§ TASK DETAILS: Within the listing below, locate all lines containing the word "Algèbre". Copy each one.

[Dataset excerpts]
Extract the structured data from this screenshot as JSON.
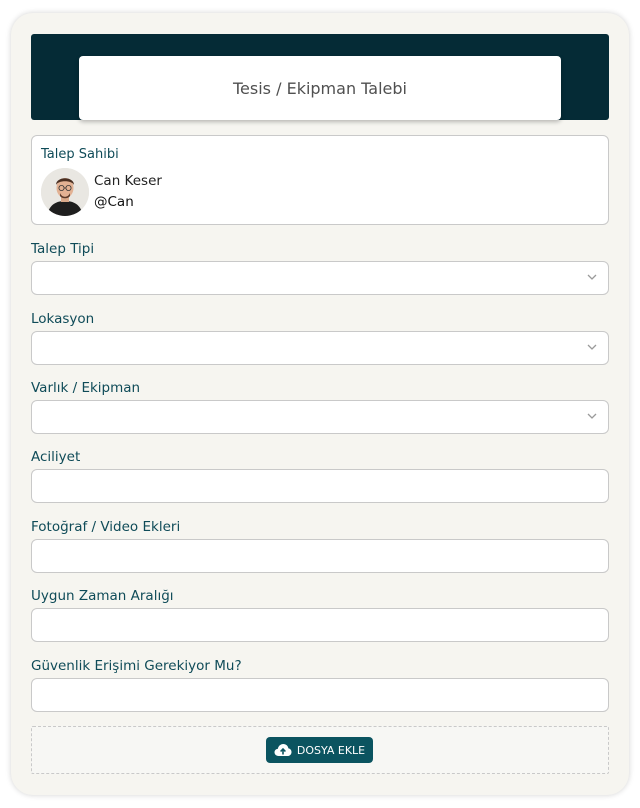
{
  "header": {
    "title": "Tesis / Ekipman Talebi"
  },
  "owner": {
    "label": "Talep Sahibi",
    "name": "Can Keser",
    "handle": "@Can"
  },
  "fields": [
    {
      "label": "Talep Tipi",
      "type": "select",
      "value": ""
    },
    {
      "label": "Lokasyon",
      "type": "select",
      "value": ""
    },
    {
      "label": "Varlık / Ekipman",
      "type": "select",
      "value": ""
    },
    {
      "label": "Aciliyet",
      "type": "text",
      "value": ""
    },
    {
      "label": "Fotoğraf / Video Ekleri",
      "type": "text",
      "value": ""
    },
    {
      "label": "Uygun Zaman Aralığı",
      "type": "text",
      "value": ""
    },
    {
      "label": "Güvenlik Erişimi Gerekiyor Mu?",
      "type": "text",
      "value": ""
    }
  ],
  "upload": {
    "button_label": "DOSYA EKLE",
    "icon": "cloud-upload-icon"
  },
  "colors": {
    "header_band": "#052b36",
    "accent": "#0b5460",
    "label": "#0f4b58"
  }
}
---
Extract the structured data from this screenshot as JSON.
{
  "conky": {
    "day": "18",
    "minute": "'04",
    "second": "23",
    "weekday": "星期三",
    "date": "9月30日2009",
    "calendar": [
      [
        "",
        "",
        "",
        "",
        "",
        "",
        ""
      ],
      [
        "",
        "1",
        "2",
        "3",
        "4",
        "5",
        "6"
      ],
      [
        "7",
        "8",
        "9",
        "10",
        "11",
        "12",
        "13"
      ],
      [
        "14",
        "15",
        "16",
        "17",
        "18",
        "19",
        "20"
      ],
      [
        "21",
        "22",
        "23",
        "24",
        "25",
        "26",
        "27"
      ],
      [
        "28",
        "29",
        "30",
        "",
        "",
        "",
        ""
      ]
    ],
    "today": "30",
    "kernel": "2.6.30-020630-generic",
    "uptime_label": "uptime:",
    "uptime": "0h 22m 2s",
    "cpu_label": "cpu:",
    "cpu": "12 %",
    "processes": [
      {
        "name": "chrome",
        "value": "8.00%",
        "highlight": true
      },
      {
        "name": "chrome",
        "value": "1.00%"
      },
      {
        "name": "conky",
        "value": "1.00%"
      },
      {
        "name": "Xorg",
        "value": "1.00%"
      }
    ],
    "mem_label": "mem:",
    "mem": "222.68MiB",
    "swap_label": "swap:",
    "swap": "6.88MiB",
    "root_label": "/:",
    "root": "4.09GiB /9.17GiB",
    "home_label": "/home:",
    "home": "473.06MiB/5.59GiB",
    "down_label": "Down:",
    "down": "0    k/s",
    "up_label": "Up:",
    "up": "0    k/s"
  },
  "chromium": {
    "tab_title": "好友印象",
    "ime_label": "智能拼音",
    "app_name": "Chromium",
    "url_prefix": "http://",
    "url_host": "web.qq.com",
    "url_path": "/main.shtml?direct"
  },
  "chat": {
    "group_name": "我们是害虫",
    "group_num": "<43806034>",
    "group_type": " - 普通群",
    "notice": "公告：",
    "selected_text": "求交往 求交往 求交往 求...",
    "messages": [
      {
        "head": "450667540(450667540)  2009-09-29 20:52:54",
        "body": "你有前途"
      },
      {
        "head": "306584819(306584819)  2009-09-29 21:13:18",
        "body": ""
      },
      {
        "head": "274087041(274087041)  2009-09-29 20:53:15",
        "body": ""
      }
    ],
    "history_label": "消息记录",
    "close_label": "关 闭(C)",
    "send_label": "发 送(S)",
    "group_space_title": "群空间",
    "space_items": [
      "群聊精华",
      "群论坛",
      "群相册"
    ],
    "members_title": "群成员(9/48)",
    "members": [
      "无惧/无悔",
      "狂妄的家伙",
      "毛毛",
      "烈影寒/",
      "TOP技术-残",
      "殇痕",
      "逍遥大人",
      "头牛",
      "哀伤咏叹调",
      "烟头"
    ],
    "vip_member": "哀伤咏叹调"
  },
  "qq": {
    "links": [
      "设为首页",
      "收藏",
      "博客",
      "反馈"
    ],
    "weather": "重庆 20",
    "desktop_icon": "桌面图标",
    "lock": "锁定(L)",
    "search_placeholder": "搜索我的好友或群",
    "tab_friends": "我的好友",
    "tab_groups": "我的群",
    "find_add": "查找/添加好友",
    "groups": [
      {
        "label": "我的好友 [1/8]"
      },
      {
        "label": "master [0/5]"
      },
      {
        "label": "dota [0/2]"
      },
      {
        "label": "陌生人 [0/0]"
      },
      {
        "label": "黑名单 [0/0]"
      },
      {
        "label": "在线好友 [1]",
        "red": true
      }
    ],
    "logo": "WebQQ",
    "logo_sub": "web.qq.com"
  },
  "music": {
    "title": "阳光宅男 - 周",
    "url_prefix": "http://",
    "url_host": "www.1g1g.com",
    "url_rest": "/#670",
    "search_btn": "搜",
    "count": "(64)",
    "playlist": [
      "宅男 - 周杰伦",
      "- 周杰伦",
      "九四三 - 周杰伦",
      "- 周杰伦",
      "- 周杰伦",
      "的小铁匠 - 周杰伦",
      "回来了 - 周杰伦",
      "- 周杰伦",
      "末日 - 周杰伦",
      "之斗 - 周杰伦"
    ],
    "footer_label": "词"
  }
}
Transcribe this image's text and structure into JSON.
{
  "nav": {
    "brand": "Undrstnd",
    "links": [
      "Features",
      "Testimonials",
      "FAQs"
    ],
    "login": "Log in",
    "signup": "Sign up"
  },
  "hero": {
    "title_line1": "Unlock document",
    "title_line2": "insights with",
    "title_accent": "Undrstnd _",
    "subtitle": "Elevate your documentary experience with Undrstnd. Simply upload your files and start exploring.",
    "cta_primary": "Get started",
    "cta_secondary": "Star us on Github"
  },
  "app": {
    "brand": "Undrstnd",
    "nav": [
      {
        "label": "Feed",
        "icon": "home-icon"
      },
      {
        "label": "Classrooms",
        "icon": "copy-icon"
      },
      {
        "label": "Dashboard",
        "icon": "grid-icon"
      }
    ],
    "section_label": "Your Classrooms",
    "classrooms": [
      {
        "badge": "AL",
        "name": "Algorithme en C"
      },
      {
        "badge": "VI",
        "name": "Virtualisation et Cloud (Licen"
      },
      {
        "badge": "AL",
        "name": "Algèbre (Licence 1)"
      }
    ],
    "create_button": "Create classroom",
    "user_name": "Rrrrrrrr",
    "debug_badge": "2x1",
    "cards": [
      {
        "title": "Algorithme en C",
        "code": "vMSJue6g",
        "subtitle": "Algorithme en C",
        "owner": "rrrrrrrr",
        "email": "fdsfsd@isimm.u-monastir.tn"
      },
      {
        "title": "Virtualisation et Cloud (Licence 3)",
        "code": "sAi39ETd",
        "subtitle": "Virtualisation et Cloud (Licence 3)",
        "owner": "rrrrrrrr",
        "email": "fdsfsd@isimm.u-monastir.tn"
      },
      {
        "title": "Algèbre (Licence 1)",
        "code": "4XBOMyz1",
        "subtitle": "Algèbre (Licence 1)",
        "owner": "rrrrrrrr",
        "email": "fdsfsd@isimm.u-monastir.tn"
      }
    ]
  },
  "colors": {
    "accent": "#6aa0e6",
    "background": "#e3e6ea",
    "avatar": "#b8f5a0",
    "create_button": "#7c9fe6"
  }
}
==
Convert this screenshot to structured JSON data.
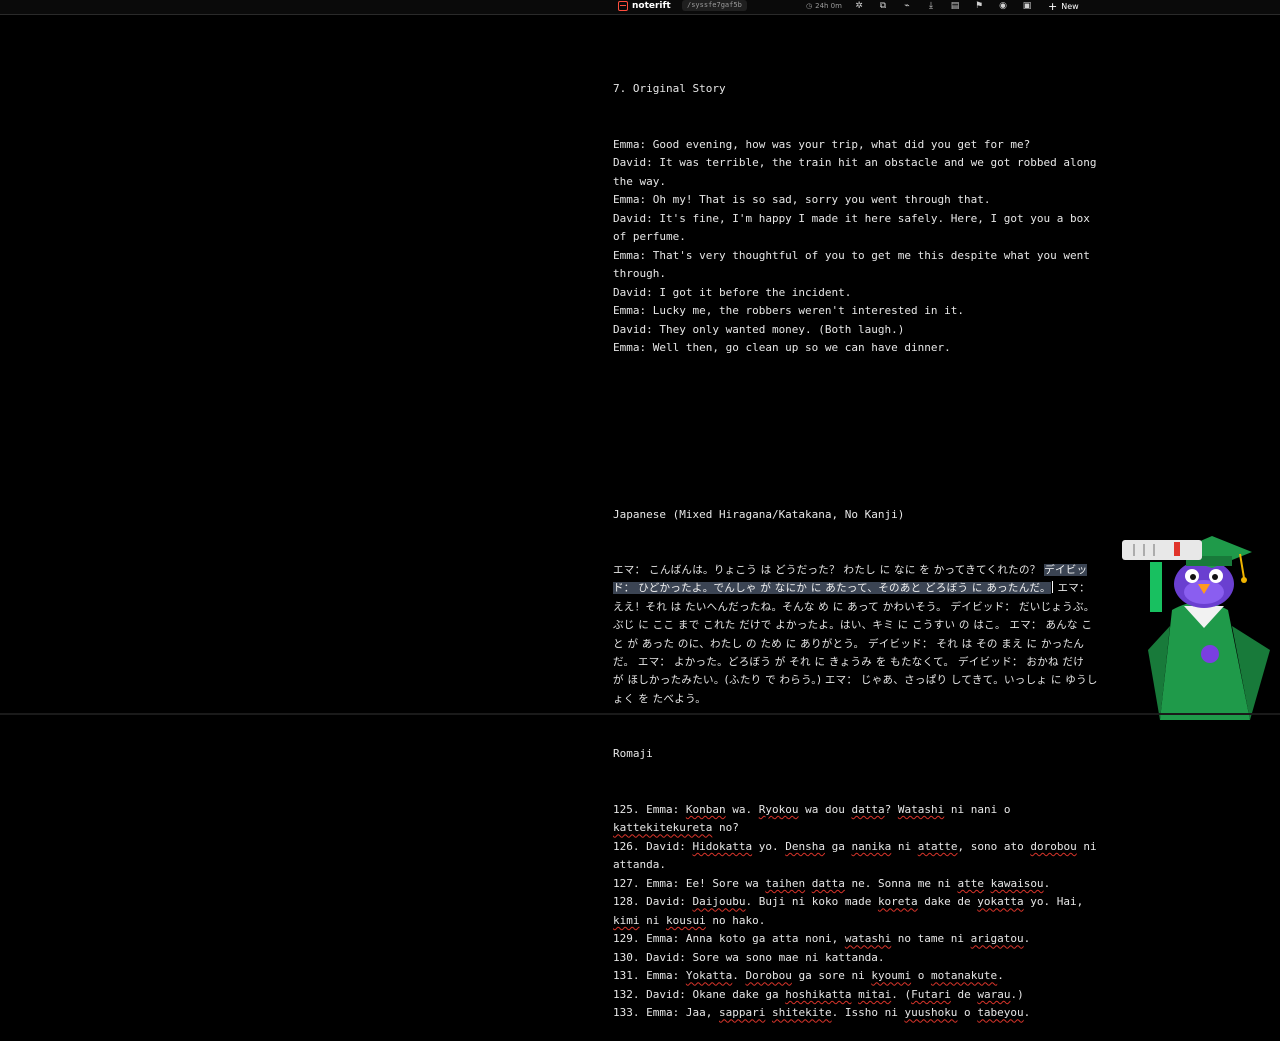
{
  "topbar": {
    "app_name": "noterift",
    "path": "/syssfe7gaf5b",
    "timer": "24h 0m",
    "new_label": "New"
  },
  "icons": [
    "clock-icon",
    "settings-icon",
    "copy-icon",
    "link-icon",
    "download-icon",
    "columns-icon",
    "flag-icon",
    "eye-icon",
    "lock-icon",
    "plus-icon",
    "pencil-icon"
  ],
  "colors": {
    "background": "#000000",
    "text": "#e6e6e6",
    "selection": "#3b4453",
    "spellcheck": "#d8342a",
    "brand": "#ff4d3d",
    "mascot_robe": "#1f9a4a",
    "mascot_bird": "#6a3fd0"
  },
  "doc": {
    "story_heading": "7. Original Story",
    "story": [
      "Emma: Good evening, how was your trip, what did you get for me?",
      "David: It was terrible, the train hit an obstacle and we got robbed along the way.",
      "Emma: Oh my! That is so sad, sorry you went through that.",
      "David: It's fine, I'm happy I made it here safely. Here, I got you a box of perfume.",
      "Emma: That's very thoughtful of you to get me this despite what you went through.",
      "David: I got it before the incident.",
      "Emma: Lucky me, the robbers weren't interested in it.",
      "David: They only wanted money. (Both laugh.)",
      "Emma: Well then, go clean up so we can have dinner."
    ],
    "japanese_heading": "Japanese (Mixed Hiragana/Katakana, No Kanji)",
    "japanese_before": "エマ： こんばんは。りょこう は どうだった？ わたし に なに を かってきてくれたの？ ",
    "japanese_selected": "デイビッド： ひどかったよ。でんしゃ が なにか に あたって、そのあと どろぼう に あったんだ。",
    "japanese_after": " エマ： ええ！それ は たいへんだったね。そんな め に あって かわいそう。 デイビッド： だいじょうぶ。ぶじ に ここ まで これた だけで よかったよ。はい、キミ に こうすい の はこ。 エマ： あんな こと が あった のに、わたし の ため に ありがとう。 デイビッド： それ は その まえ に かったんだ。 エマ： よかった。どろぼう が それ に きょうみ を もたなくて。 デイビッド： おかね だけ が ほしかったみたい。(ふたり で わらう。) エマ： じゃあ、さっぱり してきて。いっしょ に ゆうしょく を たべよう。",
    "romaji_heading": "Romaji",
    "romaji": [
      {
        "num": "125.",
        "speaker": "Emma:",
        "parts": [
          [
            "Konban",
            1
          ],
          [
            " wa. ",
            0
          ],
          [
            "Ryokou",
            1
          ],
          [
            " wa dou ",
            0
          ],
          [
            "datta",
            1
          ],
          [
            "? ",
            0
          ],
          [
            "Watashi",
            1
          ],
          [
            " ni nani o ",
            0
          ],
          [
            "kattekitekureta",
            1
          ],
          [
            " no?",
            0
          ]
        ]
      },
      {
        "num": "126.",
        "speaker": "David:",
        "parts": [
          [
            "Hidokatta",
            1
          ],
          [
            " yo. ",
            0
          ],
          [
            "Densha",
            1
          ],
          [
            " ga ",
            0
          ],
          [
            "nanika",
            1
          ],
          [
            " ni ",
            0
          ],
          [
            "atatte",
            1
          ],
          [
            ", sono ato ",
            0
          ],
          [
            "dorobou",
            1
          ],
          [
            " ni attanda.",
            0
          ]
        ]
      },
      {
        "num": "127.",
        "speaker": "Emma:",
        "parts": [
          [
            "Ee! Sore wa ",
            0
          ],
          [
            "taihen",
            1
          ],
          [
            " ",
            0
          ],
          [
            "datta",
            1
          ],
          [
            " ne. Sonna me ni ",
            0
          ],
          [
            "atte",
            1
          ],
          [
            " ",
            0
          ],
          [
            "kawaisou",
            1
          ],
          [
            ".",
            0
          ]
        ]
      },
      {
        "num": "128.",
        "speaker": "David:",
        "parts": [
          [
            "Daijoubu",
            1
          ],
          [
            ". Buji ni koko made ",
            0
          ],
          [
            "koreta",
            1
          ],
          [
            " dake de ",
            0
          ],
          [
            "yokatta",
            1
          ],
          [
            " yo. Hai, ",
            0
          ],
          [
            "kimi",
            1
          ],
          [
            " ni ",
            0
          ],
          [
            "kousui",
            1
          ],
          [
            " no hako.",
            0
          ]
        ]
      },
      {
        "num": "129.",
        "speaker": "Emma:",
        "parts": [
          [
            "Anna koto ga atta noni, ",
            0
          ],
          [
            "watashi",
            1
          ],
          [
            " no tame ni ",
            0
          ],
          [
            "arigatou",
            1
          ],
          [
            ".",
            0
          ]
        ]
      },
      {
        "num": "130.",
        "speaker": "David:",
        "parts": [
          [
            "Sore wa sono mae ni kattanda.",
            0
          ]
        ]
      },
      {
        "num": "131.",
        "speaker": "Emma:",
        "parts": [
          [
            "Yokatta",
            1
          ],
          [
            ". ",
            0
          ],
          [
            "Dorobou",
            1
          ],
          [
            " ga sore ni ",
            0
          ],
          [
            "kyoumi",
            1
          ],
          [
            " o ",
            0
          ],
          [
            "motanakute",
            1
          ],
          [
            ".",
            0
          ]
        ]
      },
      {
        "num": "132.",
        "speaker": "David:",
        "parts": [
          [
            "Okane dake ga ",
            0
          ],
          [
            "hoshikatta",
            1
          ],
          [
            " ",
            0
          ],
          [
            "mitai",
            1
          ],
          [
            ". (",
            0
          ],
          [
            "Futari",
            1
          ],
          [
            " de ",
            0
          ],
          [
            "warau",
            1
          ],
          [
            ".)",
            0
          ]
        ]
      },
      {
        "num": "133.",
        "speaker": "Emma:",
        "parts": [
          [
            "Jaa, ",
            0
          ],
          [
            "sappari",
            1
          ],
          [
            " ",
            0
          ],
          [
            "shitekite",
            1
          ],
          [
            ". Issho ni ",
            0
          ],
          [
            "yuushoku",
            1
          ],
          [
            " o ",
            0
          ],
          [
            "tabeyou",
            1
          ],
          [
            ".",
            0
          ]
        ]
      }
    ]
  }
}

§ FINISHED TASK:
        "name": "Algèbre (Licence 1)"
        "title": "Algèbre (Licence 1)",
        "subtitle": "Algèbre (Licence 1)",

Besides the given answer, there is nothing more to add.